Pull out every line of the listing below where "Bolus" appears.

[SOURCE RECORDS]:
* START *

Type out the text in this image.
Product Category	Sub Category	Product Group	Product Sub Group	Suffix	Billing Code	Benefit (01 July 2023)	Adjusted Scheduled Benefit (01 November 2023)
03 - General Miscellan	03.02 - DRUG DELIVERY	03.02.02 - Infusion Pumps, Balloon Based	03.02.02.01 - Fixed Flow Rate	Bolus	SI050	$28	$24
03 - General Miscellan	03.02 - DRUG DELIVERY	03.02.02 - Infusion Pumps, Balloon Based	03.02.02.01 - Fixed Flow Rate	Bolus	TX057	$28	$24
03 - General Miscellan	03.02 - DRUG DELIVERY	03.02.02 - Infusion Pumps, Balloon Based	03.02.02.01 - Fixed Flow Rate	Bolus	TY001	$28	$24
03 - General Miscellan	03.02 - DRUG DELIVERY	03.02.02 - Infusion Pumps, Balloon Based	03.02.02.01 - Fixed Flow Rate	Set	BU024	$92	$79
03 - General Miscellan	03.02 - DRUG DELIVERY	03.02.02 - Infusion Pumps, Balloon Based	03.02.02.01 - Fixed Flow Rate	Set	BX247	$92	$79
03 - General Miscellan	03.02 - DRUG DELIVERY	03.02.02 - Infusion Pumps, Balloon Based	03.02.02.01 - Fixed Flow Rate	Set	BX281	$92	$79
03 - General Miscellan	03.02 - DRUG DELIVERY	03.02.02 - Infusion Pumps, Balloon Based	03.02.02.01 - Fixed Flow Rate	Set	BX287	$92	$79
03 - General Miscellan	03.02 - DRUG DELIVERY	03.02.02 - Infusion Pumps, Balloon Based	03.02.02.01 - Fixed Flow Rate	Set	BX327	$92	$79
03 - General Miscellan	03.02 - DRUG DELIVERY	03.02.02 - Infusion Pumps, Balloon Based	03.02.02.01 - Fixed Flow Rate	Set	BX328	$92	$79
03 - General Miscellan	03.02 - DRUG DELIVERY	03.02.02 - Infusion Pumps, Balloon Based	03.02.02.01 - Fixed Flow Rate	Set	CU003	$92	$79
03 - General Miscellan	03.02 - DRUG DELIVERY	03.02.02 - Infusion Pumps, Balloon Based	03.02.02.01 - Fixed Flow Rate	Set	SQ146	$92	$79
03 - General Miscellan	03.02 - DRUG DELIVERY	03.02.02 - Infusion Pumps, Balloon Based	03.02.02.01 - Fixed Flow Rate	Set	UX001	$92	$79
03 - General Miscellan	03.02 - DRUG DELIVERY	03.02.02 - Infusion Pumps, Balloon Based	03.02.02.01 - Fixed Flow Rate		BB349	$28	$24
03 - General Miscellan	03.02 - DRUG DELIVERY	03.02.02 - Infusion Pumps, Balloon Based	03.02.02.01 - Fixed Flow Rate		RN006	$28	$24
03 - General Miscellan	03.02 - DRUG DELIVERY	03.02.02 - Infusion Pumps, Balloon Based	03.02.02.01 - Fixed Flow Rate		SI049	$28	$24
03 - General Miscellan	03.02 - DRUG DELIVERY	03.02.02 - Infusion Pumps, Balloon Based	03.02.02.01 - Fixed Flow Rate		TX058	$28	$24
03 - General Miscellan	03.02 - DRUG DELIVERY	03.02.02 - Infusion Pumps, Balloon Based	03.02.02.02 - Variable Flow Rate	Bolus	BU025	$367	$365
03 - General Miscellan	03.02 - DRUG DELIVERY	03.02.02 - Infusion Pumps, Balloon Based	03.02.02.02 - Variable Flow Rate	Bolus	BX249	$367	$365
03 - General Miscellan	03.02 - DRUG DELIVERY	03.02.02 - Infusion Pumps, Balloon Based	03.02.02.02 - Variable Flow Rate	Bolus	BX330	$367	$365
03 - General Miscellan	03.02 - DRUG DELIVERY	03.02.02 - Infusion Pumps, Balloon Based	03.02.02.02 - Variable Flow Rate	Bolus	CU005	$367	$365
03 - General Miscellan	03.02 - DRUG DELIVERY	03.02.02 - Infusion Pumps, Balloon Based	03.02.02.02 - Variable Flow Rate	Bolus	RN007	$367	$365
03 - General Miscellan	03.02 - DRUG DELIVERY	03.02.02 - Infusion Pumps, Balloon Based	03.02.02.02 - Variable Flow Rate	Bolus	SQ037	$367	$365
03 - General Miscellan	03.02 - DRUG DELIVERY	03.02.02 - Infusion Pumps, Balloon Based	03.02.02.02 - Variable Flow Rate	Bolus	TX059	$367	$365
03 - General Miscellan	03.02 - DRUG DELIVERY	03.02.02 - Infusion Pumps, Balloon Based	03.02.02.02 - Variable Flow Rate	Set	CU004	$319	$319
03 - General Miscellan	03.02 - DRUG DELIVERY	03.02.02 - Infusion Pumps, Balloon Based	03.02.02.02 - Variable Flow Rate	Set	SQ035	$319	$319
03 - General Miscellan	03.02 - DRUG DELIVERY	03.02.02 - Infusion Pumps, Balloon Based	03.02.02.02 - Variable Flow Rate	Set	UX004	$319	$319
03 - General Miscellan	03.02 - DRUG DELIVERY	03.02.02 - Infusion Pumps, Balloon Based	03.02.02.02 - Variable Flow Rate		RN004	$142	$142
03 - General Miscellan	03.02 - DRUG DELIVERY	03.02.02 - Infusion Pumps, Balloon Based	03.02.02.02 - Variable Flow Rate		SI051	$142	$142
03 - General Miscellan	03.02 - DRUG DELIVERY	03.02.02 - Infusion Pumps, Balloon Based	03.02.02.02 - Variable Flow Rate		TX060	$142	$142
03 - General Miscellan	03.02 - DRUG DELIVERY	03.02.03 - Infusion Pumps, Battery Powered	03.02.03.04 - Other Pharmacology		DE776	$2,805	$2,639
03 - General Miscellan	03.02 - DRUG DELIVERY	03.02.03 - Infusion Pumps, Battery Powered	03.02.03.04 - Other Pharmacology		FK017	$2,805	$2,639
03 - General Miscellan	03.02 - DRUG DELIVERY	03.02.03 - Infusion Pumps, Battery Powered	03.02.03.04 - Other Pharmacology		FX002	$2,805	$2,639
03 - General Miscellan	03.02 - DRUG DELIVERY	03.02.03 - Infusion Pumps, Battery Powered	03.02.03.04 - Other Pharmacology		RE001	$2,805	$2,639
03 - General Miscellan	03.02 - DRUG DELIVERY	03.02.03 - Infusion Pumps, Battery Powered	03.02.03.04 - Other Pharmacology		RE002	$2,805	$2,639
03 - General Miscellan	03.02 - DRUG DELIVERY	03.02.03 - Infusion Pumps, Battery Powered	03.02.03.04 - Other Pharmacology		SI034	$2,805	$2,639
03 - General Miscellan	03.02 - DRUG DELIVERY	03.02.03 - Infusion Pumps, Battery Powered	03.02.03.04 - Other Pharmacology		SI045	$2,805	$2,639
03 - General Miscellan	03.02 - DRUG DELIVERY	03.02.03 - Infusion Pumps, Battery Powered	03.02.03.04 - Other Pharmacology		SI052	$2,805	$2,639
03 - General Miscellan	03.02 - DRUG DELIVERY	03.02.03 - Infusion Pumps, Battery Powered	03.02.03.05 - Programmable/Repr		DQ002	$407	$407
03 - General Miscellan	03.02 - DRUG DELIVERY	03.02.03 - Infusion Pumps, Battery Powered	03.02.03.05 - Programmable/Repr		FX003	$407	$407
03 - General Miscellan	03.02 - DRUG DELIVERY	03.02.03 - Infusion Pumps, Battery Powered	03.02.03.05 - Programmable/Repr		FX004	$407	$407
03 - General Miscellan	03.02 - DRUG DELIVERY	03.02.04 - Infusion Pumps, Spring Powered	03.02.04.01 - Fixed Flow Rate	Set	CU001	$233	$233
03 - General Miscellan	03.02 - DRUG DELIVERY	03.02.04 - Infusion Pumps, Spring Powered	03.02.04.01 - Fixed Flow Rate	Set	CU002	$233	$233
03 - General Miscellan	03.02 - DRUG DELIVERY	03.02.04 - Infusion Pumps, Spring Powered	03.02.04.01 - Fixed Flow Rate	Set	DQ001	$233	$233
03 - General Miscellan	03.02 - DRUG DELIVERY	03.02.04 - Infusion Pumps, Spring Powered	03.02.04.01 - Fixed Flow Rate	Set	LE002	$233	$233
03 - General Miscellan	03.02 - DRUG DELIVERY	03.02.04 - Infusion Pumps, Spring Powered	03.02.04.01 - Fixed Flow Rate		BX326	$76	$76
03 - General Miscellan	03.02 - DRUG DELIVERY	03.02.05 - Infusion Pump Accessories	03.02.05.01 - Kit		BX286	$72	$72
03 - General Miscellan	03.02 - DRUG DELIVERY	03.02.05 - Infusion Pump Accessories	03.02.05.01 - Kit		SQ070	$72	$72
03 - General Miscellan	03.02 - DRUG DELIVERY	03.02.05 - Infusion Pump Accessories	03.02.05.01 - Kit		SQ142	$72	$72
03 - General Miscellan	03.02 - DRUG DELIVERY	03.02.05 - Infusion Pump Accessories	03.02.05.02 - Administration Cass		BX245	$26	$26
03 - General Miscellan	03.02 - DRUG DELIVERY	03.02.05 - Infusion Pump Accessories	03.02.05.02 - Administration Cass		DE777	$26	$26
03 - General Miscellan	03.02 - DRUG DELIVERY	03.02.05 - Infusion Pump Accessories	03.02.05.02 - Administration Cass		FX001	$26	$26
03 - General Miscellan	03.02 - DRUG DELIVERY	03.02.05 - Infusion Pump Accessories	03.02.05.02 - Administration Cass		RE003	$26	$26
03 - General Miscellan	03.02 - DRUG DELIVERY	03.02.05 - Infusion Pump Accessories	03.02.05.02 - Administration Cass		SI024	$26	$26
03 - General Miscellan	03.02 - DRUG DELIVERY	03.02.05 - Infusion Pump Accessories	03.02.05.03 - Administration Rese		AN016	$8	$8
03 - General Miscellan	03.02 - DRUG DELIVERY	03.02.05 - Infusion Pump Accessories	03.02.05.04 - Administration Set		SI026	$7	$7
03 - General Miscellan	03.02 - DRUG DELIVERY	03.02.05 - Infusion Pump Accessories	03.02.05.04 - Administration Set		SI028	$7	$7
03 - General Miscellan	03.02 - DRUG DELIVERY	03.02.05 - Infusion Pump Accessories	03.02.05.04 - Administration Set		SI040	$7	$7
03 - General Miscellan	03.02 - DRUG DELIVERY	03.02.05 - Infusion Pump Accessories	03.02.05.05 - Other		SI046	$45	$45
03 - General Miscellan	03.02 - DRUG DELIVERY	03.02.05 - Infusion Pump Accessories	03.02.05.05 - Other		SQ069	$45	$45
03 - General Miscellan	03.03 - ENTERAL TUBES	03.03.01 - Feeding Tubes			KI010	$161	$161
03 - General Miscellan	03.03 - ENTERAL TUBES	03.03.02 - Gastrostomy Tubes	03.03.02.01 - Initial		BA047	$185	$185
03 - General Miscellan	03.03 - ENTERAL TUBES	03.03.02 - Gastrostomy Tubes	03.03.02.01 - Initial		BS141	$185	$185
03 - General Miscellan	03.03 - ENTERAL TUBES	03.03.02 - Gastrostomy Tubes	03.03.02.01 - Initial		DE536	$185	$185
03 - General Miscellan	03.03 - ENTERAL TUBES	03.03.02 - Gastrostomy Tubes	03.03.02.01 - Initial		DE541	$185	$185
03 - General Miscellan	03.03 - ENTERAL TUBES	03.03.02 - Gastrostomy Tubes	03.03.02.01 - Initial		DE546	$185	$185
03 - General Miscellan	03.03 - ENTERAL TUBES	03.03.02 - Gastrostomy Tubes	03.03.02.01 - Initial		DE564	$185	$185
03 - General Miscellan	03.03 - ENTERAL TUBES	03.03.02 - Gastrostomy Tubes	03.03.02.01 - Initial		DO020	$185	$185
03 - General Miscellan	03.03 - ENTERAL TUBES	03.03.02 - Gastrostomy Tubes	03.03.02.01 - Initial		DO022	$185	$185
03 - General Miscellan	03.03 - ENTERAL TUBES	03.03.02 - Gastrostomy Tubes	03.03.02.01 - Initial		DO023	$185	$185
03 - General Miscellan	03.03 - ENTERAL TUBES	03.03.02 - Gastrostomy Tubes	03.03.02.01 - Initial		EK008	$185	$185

* END *

[RESULT OF THE EXERCISE]:
03 - General Miscellan	03.02 - DRUG DELIVERY	03.02.02 - Infusion Pumps, Balloon Based	03.02.02.01 - Fixed Flow Rate	Bolus	SI050	$28	$24
03 - General Miscellan	03.02 - DRUG DELIVERY	03.02.02 - Infusion Pumps, Balloon Based	03.02.02.01 - Fixed Flow Rate	Bolus	TX057	$28	$24
03 - General Miscellan	03.02 - DRUG DELIVERY	03.02.02 - Infusion Pumps, Balloon Based	03.02.02.01 - Fixed Flow Rate	Bolus	TY001	$28	$24
03 - General Miscellan	03.02 - DRUG DELIVERY	03.02.02 - Infusion Pumps, Balloon Based	03.02.02.02 - Variable Flow Rate	Bolus	BU025	$367	$365
03 - General Miscellan	03.02 - DRUG DELIVERY	03.02.02 - Infusion Pumps, Balloon Based	03.02.02.02 - Variable Flow Rate	Bolus	BX249	$367	$365
03 - General Miscellan	03.02 - DRUG DELIVERY	03.02.02 - Infusion Pumps, Balloon Based	03.02.02.02 - Variable Flow Rate	Bolus	BX330	$367	$365
03 - General Miscellan	03.02 - DRUG DELIVERY	03.02.02 - Infusion Pumps, Balloon Based	03.02.02.02 - Variable Flow Rate	Bolus	CU005	$367	$365
03 - General Miscellan	03.02 - DRUG DELIVERY	03.02.02 - Infusion Pumps, Balloon Based	03.02.02.02 - Variable Flow Rate	Bolus	RN007	$367	$365
03 - General Miscellan	03.02 - DRUG DELIVERY	03.02.02 - Infusion Pumps, Balloon Based	03.02.02.02 - Variable Flow Rate	Bolus	SQ037	$367	$365
03 - General Miscellan	03.02 - DRUG DELIVERY	03.02.02 - Infusion Pumps, Balloon Based	03.02.02.02 - Variable Flow Rate	Bolus	TX059	$367	$365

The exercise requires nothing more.